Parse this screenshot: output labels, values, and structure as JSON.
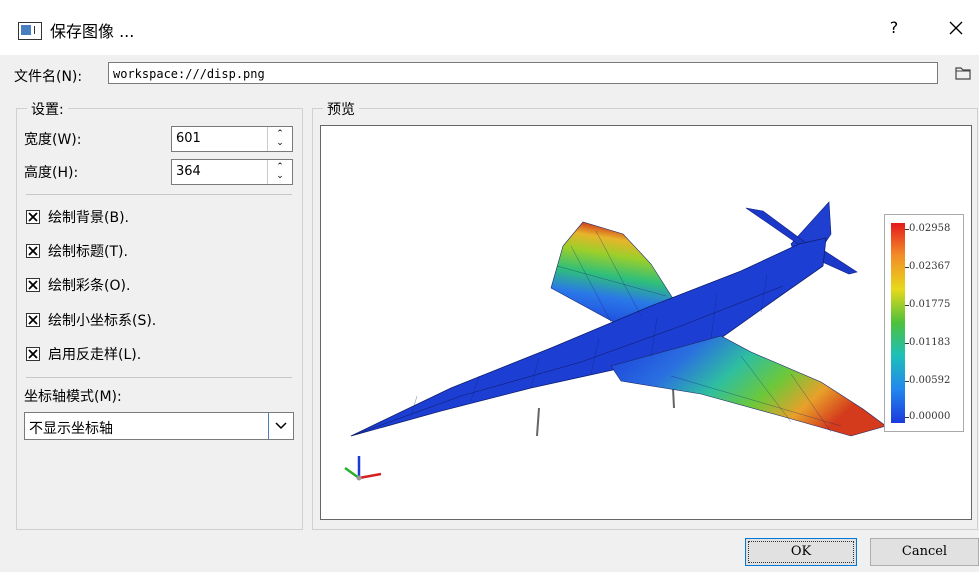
{
  "window": {
    "title": "保存图像 ...",
    "help_label": "?"
  },
  "filename": {
    "label": "文件名(N):",
    "value": "workspace:///disp.png"
  },
  "settings": {
    "group_title": "设置:",
    "width_label": "宽度(W):",
    "width_value": "601",
    "height_label": "高度(H):",
    "height_value": "364",
    "checkboxes": [
      {
        "label": "绘制背景(B).",
        "checked": true
      },
      {
        "label": "绘制标题(T).",
        "checked": true
      },
      {
        "label": "绘制彩条(O).",
        "checked": true
      },
      {
        "label": "绘制小坐标系(S).",
        "checked": true
      },
      {
        "label": "启用反走样(L).",
        "checked": true
      }
    ],
    "axis_mode_label": "坐标轴模式(M):",
    "axis_mode_value": "不显示坐标轴"
  },
  "preview": {
    "group_title": "预览",
    "legend_labels": [
      "0.02958",
      "0.02367",
      "0.01775",
      "0.01183",
      "0.00592",
      "0.00000"
    ]
  },
  "buttons": {
    "ok": "OK",
    "cancel": "Cancel"
  },
  "colors": {
    "accent": "#0078d7",
    "min_color": "#1a3adc",
    "max_color": "#e41a1c"
  }
}
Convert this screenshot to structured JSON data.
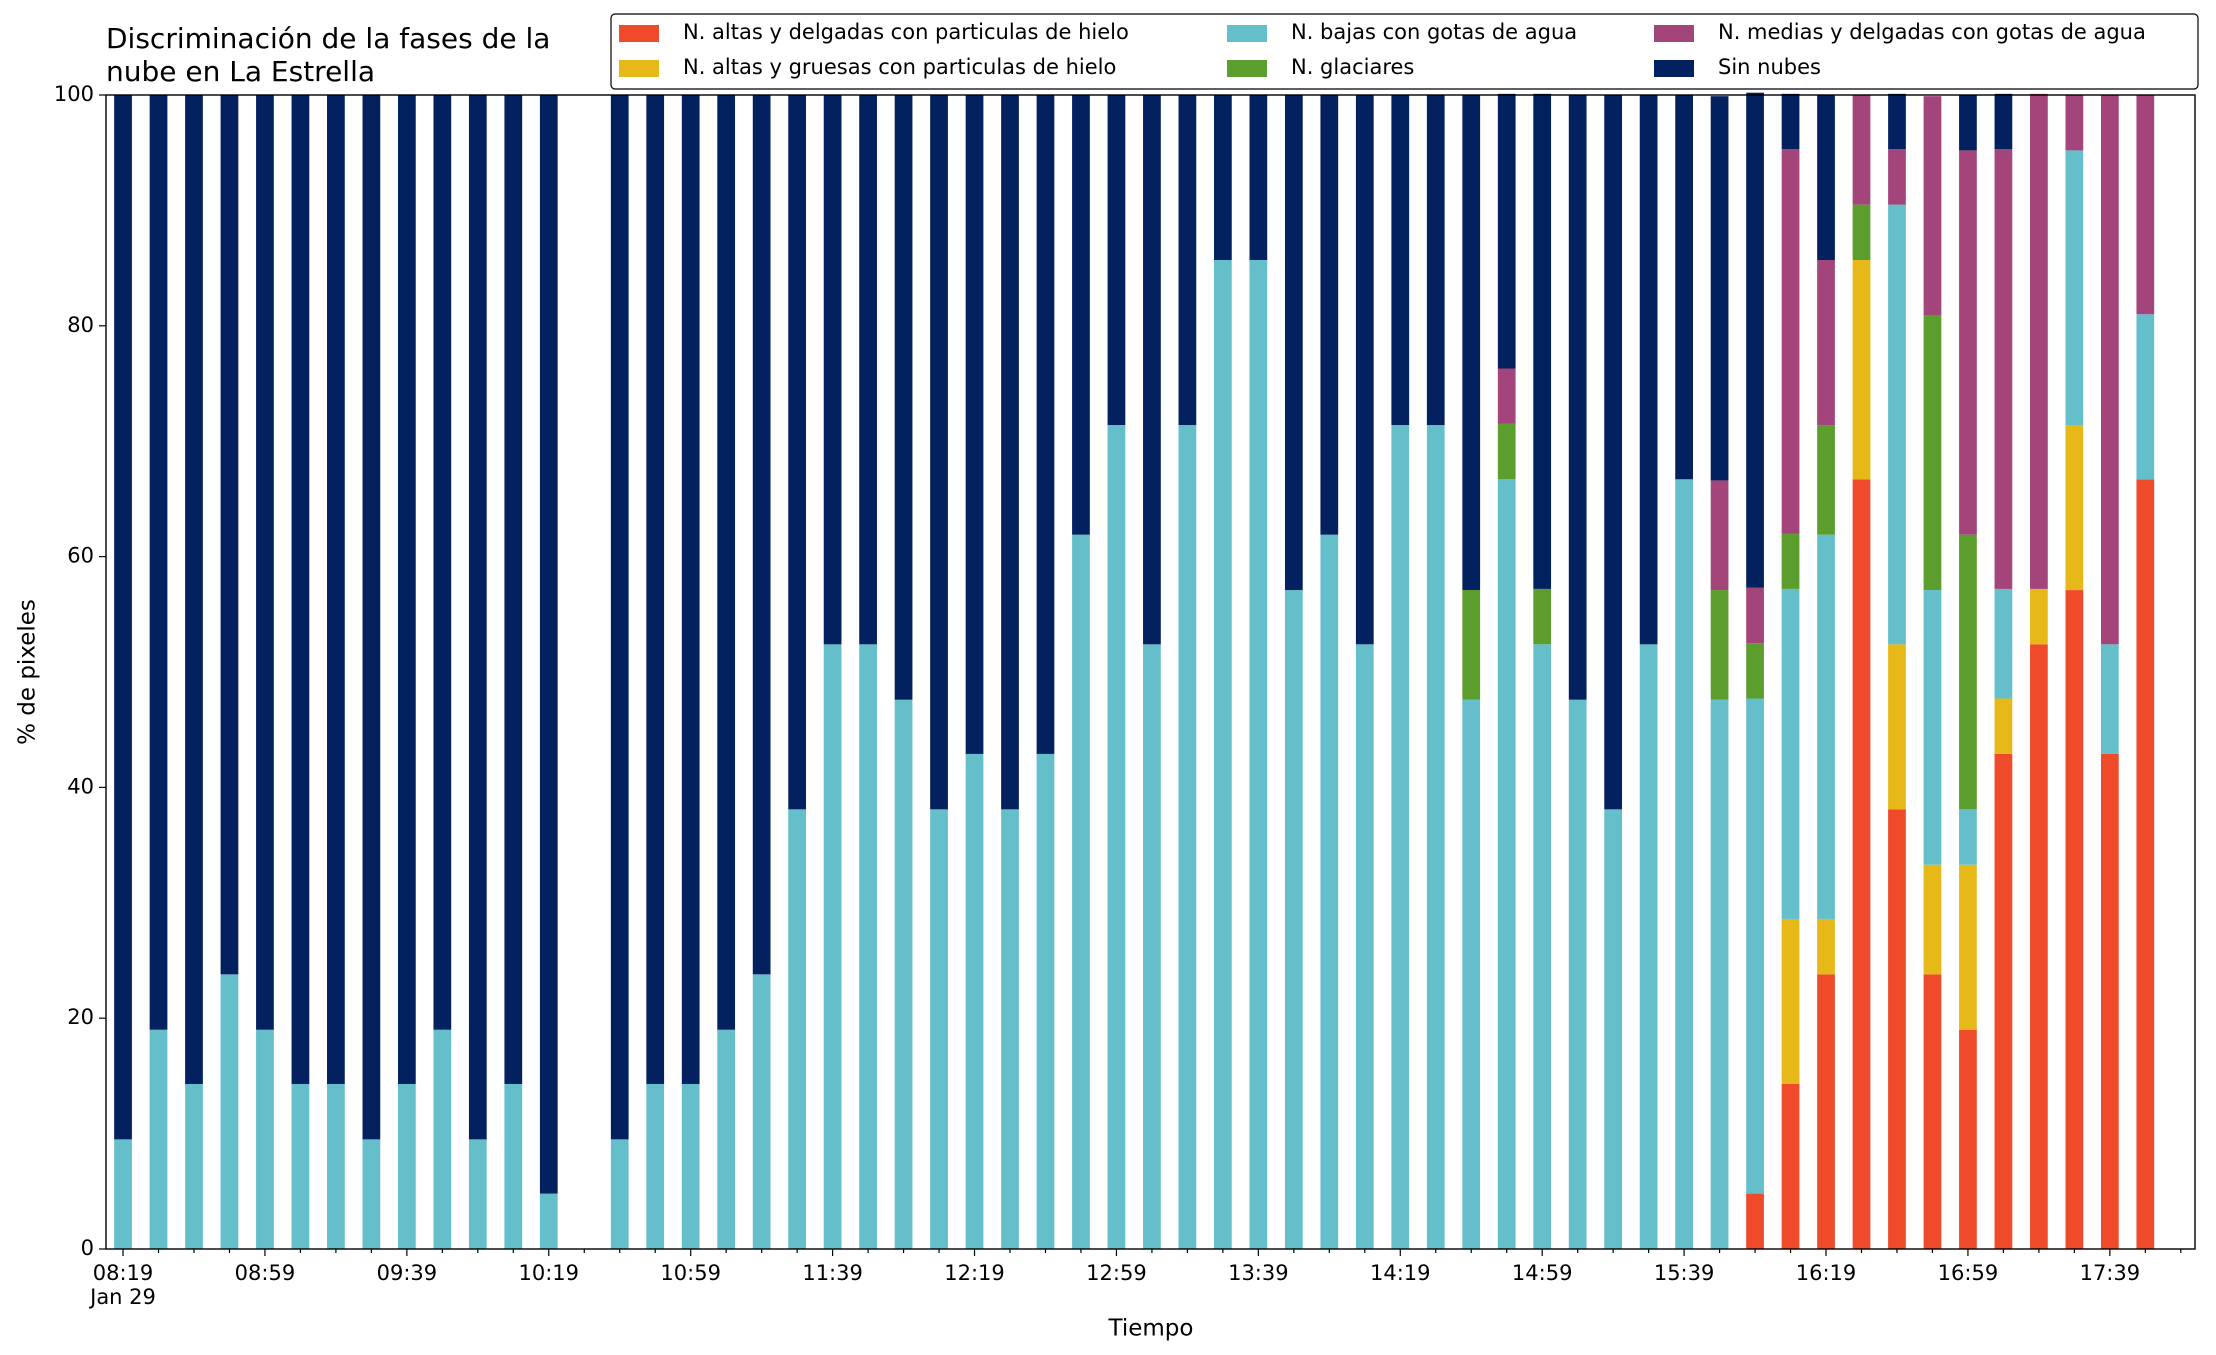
{
  "chart_data": {
    "type": "stacked_bar",
    "title": "Discriminación de la fases de la\nnube en La Estrella",
    "xlabel": "Tiempo",
    "ylabel": "% de pixeles",
    "categories": [
      "08:19\nJan 29",
      null,
      null,
      null,
      "08:59",
      null,
      null,
      null,
      "09:39",
      null,
      null,
      null,
      "10:19",
      null,
      null,
      null,
      "10:59",
      null,
      null,
      null,
      "11:39",
      null,
      null,
      null,
      "12:19",
      null,
      null,
      null,
      "12:59",
      null,
      null,
      null,
      "13:39",
      null,
      null,
      null,
      "14:19",
      null,
      null,
      null,
      "14:59",
      null,
      null,
      null,
      "15:39",
      null,
      null,
      null,
      "16:19",
      null,
      null,
      null,
      "16:59",
      null,
      null,
      null,
      "17:39",
      null
    ],
    "ylim": [
      0,
      100
    ],
    "yticks": [
      0,
      20,
      40,
      60,
      80,
      100
    ],
    "legend": "upper right",
    "series": [
      {
        "name": "N. altas y delgadas con particulas de hielo",
        "color": "#ef4b2b",
        "values": [
          0,
          0,
          0,
          0,
          0,
          0,
          0,
          0,
          0,
          0,
          0,
          0,
          0,
          null,
          0,
          0,
          0,
          0,
          0,
          0,
          0,
          0,
          0,
          0,
          0,
          0,
          0,
          0,
          0,
          0,
          0,
          0,
          0,
          0,
          0,
          0,
          0,
          0,
          0,
          0,
          0,
          0,
          0,
          0,
          0,
          0,
          4.8,
          14.3,
          23.8,
          66.7,
          38.1,
          23.8,
          19.0,
          42.9,
          52.4,
          57.1,
          42.9,
          66.7
        ]
      },
      {
        "name": "N. altas y gruesas con particulas de hielo",
        "color": "#e6b818",
        "values": [
          0,
          0,
          0,
          0,
          0,
          0,
          0,
          0,
          0,
          0,
          0,
          0,
          0,
          null,
          0,
          0,
          0,
          0,
          0,
          0,
          0,
          0,
          0,
          0,
          0,
          0,
          0,
          0,
          0,
          0,
          0,
          0,
          0,
          0,
          0,
          0,
          0,
          0,
          0,
          0,
          0,
          0,
          0,
          0,
          0,
          0,
          0,
          14.3,
          4.8,
          19.0,
          14.3,
          9.5,
          14.3,
          4.8,
          4.8,
          14.3,
          0,
          0
        ]
      },
      {
        "name": "N. bajas con gotas de agua",
        "color": "#65bfcb",
        "values": [
          9.5,
          19.0,
          14.3,
          23.8,
          19.0,
          14.3,
          14.3,
          9.5,
          14.3,
          19.0,
          9.5,
          14.3,
          4.8,
          null,
          9.5,
          14.3,
          14.3,
          19.0,
          23.8,
          38.1,
          52.4,
          52.4,
          47.6,
          38.1,
          42.9,
          38.1,
          42.9,
          61.9,
          71.4,
          52.4,
          71.4,
          85.7,
          85.7,
          57.1,
          61.9,
          52.4,
          71.4,
          71.4,
          47.6,
          66.7,
          52.4,
          47.6,
          38.1,
          52.4,
          66.7,
          47.6,
          42.9,
          28.6,
          33.3,
          0,
          38.1,
          23.8,
          4.8,
          9.5,
          0,
          23.8,
          9.5,
          14.3
        ]
      },
      {
        "name": "N. glaciares",
        "color": "#5c9e2e",
        "values": [
          0,
          0,
          0,
          0,
          0,
          0,
          0,
          0,
          0,
          0,
          0,
          0,
          0,
          null,
          0,
          0,
          0,
          0,
          0,
          0,
          0,
          0,
          0,
          0,
          0,
          0,
          0,
          0,
          0,
          0,
          0,
          0,
          0,
          0,
          0,
          0,
          0,
          0,
          9.5,
          4.8,
          4.8,
          0,
          0,
          0,
          0,
          9.5,
          4.8,
          4.8,
          9.5,
          4.8,
          0,
          23.8,
          23.8,
          0,
          0,
          0,
          0,
          0
        ]
      },
      {
        "name": "N. medias y delgadas con gotas de agua",
        "color": "#a3457b",
        "values": [
          0,
          0,
          0,
          0,
          0,
          0,
          0,
          0,
          0,
          0,
          0,
          0,
          0,
          null,
          0,
          0,
          0,
          0,
          0,
          0,
          0,
          0,
          0,
          0,
          0,
          0,
          0,
          0,
          0,
          0,
          0,
          0,
          0,
          0,
          0,
          0,
          0,
          0,
          0,
          4.8,
          0,
          0,
          0,
          0,
          0,
          9.5,
          4.8,
          33.3,
          14.3,
          9.5,
          4.8,
          19.0,
          33.3,
          38.1,
          42.9,
          4.8,
          47.6,
          19.0
        ]
      },
      {
        "name": "Sin nubes",
        "color": "#03205f",
        "values": [
          90.5,
          81.0,
          85.7,
          76.2,
          81.0,
          85.7,
          85.7,
          90.5,
          85.7,
          81.0,
          90.5,
          85.7,
          95.2,
          null,
          90.5,
          85.7,
          85.7,
          81.0,
          76.2,
          61.9,
          47.6,
          47.6,
          52.4,
          61.9,
          57.1,
          61.9,
          57.1,
          38.1,
          28.6,
          47.6,
          28.6,
          14.3,
          14.3,
          42.9,
          38.1,
          47.6,
          28.6,
          28.6,
          42.9,
          23.8,
          42.9,
          52.4,
          61.9,
          47.6,
          33.3,
          33.3,
          42.9,
          4.8,
          14.3,
          0,
          4.8,
          0,
          4.8,
          4.8,
          0,
          0,
          0,
          0
        ]
      }
    ]
  }
}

□ □ □

**Job**: Reproduce all entries without any change, and omit the pictures.

**Problem solution**:
Parse this screenshot: output labels, values, and structure as JSON.
{
  "window": {
    "title": "保存图像 ...",
    "help_label": "?"
  },
  "filename": {
    "label": "文件名(N):",
    "value": "workspace:///disp.png"
  },
  "settings": {
    "group_title": "设置:",
    "width_label": "宽度(W):",
    "width_value": "601",
    "height_label": "高度(H):",
    "height_value": "364",
    "checkboxes": [
      {
        "label": "绘制背景(B).",
        "checked": true
      },
      {
        "label": "绘制标题(T).",
        "checked": true
      },
      {
        "label": "绘制彩条(O).",
        "checked": true
      },
      {
        "label": "绘制小坐标系(S).",
        "checked": true
      },
      {
        "label": "启用反走样(L).",
        "checked": true
      }
    ],
    "axis_mode_label": "坐标轴模式(M):",
    "axis_mode_value": "不显示坐标轴"
  },
  "preview": {
    "group_title": "预览",
    "legend_labels": [
      "0.02958",
      "0.02367",
      "0.01775",
      "0.01183",
      "0.00592",
      "0.00000"
    ]
  },
  "buttons": {
    "ok": "OK",
    "cancel": "Cancel"
  },
  "colors": {
    "accent": "#0078d7",
    "min_color": "#1a3adc",
    "max_color": "#e41a1c"
  }
}
Convert this screenshot to structured JSON data.
{
  "chart_data": {
    "type": "stacked_bar",
    "title": "Discriminación de la fases de la\nnube en La Estrella",
    "xlabel": "Tiempo",
    "ylabel": "% de pixeles",
    "categories": [
      "08:19\nJan 29",
      null,
      null,
      null,
      "08:59",
      null,
      null,
      null,
      "09:39",
      null,
      null,
      null,
      "10:19",
      null,
      null,
      null,
      "10:59",
      null,
      null,
      null,
      "11:39",
      null,
      null,
      null,
      "12:19",
      null,
      null,
      null,
      "12:59",
      null,
      null,
      null,
      "13:39",
      null,
      null,
      null,
      "14:19",
      null,
      null,
      null,
      "14:59",
      null,
      null,
      null,
      "15:39",
      null,
      null,
      null,
      "16:19",
      null,
      null,
      null,
      "16:59",
      null,
      null,
      null,
      "17:39",
      null
    ],
    "ylim": [
      0,
      100
    ],
    "yticks": [
      0,
      20,
      40,
      60,
      80,
      100
    ],
    "legend": "upper right",
    "series": [
      {
        "name": "N. altas y delgadas con particulas de hielo",
        "color": "#ef4b2b",
        "values": [
          0,
          0,
          0,
          0,
          0,
          0,
          0,
          0,
          0,
          0,
          0,
          0,
          0,
          null,
          0,
          0,
          0,
          0,
          0,
          0,
          0,
          0,
          0,
          0,
          0,
          0,
          0,
          0,
          0,
          0,
          0,
          0,
          0,
          0,
          0,
          0,
          0,
          0,
          0,
          0,
          0,
          0,
          0,
          0,
          0,
          0,
          4.8,
          14.3,
          23.8,
          66.7,
          38.1,
          23.8,
          19.0,
          42.9,
          52.4,
          57.1,
          42.9,
          66.7
        ]
      },
      {
        "name": "N. altas y gruesas con particulas de hielo",
        "color": "#e6b818",
        "values": [
          0,
          0,
          0,
          0,
          0,
          0,
          0,
          0,
          0,
          0,
          0,
          0,
          0,
          null,
          0,
          0,
          0,
          0,
          0,
          0,
          0,
          0,
          0,
          0,
          0,
          0,
          0,
          0,
          0,
          0,
          0,
          0,
          0,
          0,
          0,
          0,
          0,
          0,
          0,
          0,
          0,
          0,
          0,
          0,
          0,
          0,
          0,
          14.3,
          4.8,
          19.0,
          14.3,
          9.5,
          14.3,
          4.8,
          4.8,
          14.3,
          0,
          0
        ]
      },
      {
        "name": "N. bajas con gotas de agua",
        "color": "#65bfcb",
        "values": [
          9.5,
          19.0,
          14.3,
          23.8,
          19.0,
          14.3,
          14.3,
          9.5,
          14.3,
          19.0,
          9.5,
          14.3,
          4.8,
          null,
          9.5,
          14.3,
          14.3,
          19.0,
          23.8,
          38.1,
          52.4,
          52.4,
          47.6,
          38.1,
          42.9,
          38.1,
          42.9,
          61.9,
          71.4,
          52.4,
          71.4,
          85.7,
          85.7,
          57.1,
          61.9,
          52.4,
          71.4,
          71.4,
          47.6,
          66.7,
          52.4,
          47.6,
          38.1,
          52.4,
          66.7,
          47.6,
          42.9,
          28.6,
          33.3,
          0,
          38.1,
          23.8,
          4.8,
          9.5,
          0,
          23.8,
          9.5,
          14.3
        ]
      },
      {
        "name": "N. glaciares",
        "color": "#5c9e2e",
        "values": [
          0,
          0,
          0,
          0,
          0,
          0,
          0,
          0,
          0,
          0,
          0,
          0,
          0,
          null,
          0,
          0,
          0,
          0,
          0,
          0,
          0,
          0,
          0,
          0,
          0,
          0,
          0,
          0,
          0,
          0,
          0,
          0,
          0,
          0,
          0,
          0,
          0,
          0,
          9.5,
          4.8,
          4.8,
          0,
          0,
          0,
          0,
          9.5,
          4.8,
          4.8,
          9.5,
          4.8,
          0,
          23.8,
          23.8,
          0,
          0,
          0,
          0,
          0
        ]
      },
      {
        "name": "N. medias y delgadas con gotas de agua",
        "color": "#a3457b",
        "values": [
          0,
          0,
          0,
          0,
          0,
          0,
          0,
          0,
          0,
          0,
          0,
          0,
          0,
          null,
          0,
          0,
          0,
          0,
          0,
          0,
          0,
          0,
          0,
          0,
          0,
          0,
          0,
          0,
          0,
          0,
          0,
          0,
          0,
          0,
          0,
          0,
          0,
          0,
          0,
          4.8,
          0,
          0,
          0,
          0,
          0,
          9.5,
          4.8,
          33.3,
          14.3,
          9.5,
          4.8,
          19.0,
          33.3,
          38.1,
          42.9,
          4.8,
          47.6,
          19.0
        ]
      },
      {
        "name": "Sin nubes",
        "color": "#03205f",
        "values": [
          90.5,
          81.0,
          85.7,
          76.2,
          81.0,
          85.7,
          85.7,
          90.5,
          85.7,
          81.0,
          90.5,
          85.7,
          95.2,
          null,
          90.5,
          85.7,
          85.7,
          81.0,
          76.2,
          61.9,
          47.6,
          47.6,
          52.4,
          61.9,
          57.1,
          61.9,
          57.1,
          38.1,
          28.6,
          47.6,
          28.6,
          14.3,
          14.3,
          42.9,
          38.1,
          47.6,
          28.6,
          28.6,
          42.9,
          23.8,
          42.9,
          52.4,
          61.9,
          47.6,
          33.3,
          33.3,
          42.9,
          4.8,
          14.3,
          0,
          4.8,
          0,
          4.8,
          4.8,
          0,
          0,
          0,
          0
        ]
      }
    ]
  }
}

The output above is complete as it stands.